◆ EXERCISE REQUIREMENTS: Copy out each line exactly as it appears.

[Items from a figure collection]

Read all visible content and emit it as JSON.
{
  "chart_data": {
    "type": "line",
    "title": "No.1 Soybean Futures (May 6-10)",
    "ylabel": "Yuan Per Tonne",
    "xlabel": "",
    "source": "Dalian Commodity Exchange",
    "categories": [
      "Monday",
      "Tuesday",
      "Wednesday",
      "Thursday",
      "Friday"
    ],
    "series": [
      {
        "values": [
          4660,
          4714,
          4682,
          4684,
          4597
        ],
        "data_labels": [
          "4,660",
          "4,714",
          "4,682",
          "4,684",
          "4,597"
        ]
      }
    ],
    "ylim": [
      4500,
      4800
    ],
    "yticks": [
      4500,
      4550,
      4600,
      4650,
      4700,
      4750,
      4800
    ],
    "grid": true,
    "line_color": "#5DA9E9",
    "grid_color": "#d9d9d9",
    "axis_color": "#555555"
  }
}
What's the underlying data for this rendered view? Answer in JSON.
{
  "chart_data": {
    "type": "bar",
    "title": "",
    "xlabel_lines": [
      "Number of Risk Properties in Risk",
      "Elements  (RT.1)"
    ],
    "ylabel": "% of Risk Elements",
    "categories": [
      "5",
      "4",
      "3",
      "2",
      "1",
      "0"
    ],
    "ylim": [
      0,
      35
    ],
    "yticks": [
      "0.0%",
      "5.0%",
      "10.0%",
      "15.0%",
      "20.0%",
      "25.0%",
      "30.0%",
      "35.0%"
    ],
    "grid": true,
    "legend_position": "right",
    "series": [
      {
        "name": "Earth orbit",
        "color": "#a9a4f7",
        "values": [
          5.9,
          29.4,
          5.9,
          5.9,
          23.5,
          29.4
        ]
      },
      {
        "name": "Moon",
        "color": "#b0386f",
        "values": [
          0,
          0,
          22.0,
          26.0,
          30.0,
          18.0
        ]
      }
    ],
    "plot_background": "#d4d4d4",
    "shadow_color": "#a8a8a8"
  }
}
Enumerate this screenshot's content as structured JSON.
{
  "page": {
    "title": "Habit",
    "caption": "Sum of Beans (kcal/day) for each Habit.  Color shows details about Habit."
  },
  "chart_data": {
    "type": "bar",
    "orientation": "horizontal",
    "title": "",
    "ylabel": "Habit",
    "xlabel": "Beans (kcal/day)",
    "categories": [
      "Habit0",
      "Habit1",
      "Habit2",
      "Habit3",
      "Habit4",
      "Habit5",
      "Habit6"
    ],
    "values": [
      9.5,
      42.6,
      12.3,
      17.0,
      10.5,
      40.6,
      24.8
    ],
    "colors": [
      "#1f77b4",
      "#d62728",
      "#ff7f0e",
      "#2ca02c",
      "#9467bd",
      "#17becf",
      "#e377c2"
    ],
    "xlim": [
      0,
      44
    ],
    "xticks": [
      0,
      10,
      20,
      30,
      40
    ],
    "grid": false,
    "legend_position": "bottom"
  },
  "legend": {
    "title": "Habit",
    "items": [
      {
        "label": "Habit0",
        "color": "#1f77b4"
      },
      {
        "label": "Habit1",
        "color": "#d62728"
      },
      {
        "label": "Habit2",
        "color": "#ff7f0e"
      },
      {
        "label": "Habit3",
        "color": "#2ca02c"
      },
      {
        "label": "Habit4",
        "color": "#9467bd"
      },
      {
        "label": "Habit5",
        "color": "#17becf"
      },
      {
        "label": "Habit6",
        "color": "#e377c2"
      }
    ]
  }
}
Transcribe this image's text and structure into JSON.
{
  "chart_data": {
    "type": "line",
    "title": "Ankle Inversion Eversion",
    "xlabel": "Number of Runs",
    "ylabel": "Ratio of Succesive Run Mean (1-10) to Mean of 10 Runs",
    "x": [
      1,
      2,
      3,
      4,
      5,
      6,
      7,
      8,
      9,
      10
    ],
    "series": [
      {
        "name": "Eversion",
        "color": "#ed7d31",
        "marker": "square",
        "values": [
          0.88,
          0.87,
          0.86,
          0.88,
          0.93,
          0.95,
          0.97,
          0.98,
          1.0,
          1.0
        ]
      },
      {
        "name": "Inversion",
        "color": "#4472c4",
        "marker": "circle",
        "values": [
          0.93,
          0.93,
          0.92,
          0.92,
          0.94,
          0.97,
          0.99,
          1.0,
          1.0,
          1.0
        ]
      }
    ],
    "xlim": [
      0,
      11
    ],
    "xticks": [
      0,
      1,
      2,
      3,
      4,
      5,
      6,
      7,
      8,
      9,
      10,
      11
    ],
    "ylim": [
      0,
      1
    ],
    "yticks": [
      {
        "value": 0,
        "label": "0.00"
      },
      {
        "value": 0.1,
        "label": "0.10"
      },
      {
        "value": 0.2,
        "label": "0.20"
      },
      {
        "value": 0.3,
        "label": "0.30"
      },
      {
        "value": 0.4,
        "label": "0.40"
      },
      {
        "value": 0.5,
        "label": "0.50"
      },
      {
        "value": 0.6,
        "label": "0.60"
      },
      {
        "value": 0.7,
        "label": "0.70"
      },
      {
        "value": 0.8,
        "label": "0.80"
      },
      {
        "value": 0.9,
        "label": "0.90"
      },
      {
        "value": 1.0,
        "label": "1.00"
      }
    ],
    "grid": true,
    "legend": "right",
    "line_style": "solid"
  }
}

◆ TASK RESULT:
Read all visible content and emit it as JSON.
{
  "chart_data": {
    "type": "line",
    "title": "No.1 Soybean Futures (May 6-10)",
    "ylabel": "Yuan Per Tonne",
    "xlabel": "",
    "source": "Dalian Commodity Exchange",
    "categories": [
      "Monday",
      "Tuesday",
      "Wednesday",
      "Thursday",
      "Friday"
    ],
    "series": [
      {
        "values": [
          4660,
          4714,
          4682,
          4684,
          4597
        ],
        "data_labels": [
          "4,660",
          "4,714",
          "4,682",
          "4,684",
          "4,597"
        ]
      }
    ],
    "ylim": [
      4500,
      4800
    ],
    "yticks": [
      4500,
      4550,
      4600,
      4650,
      4700,
      4750,
      4800
    ],
    "grid": true,
    "line_color": "#5DA9E9",
    "grid_color": "#d9d9d9",
    "axis_color": "#555555"
  }
}
What's the underlying data for this rendered view? Answer in JSON.
{
  "chart_data": {
    "type": "bar",
    "title": "",
    "xlabel_lines": [
      "Number of Risk Properties in Risk",
      "Elements  (RT.1)"
    ],
    "ylabel": "% of Risk Elements",
    "categories": [
      "5",
      "4",
      "3",
      "2",
      "1",
      "0"
    ],
    "ylim": [
      0,
      35
    ],
    "yticks": [
      "0.0%",
      "5.0%",
      "10.0%",
      "15.0%",
      "20.0%",
      "25.0%",
      "30.0%",
      "35.0%"
    ],
    "grid": true,
    "legend_position": "right",
    "series": [
      {
        "name": "Earth orbit",
        "color": "#a9a4f7",
        "values": [
          5.9,
          29.4,
          5.9,
          5.9,
          23.5,
          29.4
        ]
      },
      {
        "name": "Moon",
        "color": "#b0386f",
        "values": [
          0,
          0,
          22.0,
          26.0,
          30.0,
          18.0
        ]
      }
    ],
    "plot_background": "#d4d4d4",
    "shadow_color": "#a8a8a8"
  }
}
Enumerate this screenshot's content as structured JSON.
{
  "page": {
    "title": "Habit",
    "caption": "Sum of Beans (kcal/day) for each Habit.  Color shows details about Habit."
  },
  "chart_data": {
    "type": "bar",
    "orientation": "horizontal",
    "title": "",
    "ylabel": "Habit",
    "xlabel": "Beans (kcal/day)",
    "categories": [
      "Habit0",
      "Habit1",
      "Habit2",
      "Habit3",
      "Habit4",
      "Habit5",
      "Habit6"
    ],
    "values": [
      9.5,
      42.6,
      12.3,
      17.0,
      10.5,
      40.6,
      24.8
    ],
    "colors": [
      "#1f77b4",
      "#d62728",
      "#ff7f0e",
      "#2ca02c",
      "#9467bd",
      "#17becf",
      "#e377c2"
    ],
    "xlim": [
      0,
      44
    ],
    "xticks": [
      0,
      10,
      20,
      30,
      40
    ],
    "grid": false,
    "legend_position": "bottom"
  },
  "legend": {
    "title": "Habit",
    "items": [
      {
        "label": "Habit0",
        "color": "#1f77b4"
      },
      {
        "label": "Habit1",
        "color": "#d62728"
      },
      {
        "label": "Habit2",
        "color": "#ff7f0e"
      },
      {
        "label": "Habit3",
        "color": "#2ca02c"
      },
      {
        "label": "Habit4",
        "color": "#9467bd"
      },
      {
        "label": "Habit5",
        "color": "#17becf"
      },
      {
        "label": "Habit6",
        "color": "#e377c2"
      }
    ]
  }
}
Transcribe this image's text and structure into JSON.
{
  "chart_data": {
    "type": "line",
    "title": "Ankle Inversion Eversion",
    "xlabel": "Number of Runs",
    "ylabel": "Ratio of Succesive Run Mean (1-10) to Mean of 10 Runs",
    "x": [
      1,
      2,
      3,
      4,
      5,
      6,
      7,
      8,
      9,
      10
    ],
    "series": [
      {
        "name": "Eversion",
        "color": "#ed7d31",
        "marker": "square",
        "values": [
          0.88,
          0.87,
          0.86,
          0.88,
          0.93,
          0.95,
          0.97,
          0.98,
          1.0,
          1.0
        ]
      },
      {
        "name": "Inversion",
        "color": "#4472c4",
        "marker": "circle",
        "values": [
          0.93,
          0.93,
          0.92,
          0.92,
          0.94,
          0.97,
          0.99,
          1.0,
          1.0,
          1.0
        ]
      }
    ],
    "xlim": [
      0,
      11
    ],
    "xticks": [
      0,
      1,
      2,
      3,
      4,
      5,
      6,
      7,
      8,
      9,
      10,
      11
    ],
    "ylim": [
      0,
      1
    ],
    "yticks": [
      {
        "value": 0,
        "label": "0.00"
      },
      {
        "value": 0.1,
        "label": "0.10"
      },
      {
        "value": 0.2,
        "label": "0.20"
      },
      {
        "value": 0.3,
        "label": "0.30"
      },
      {
        "value": 0.4,
        "label": "0.40"
      },
      {
        "value": 0.5,
        "label": "0.50"
      },
      {
        "value": 0.6,
        "label": "0.60"
      },
      {
        "value": 0.7,
        "label": "0.70"
      },
      {
        "value": 0.8,
        "label": "0.80"
      },
      {
        "value": 0.9,
        "label": "0.90"
      },
      {
        "value": 1.0,
        "label": "1.00"
      }
    ],
    "grid": true,
    "legend": "right",
    "line_style": "solid"
  }
}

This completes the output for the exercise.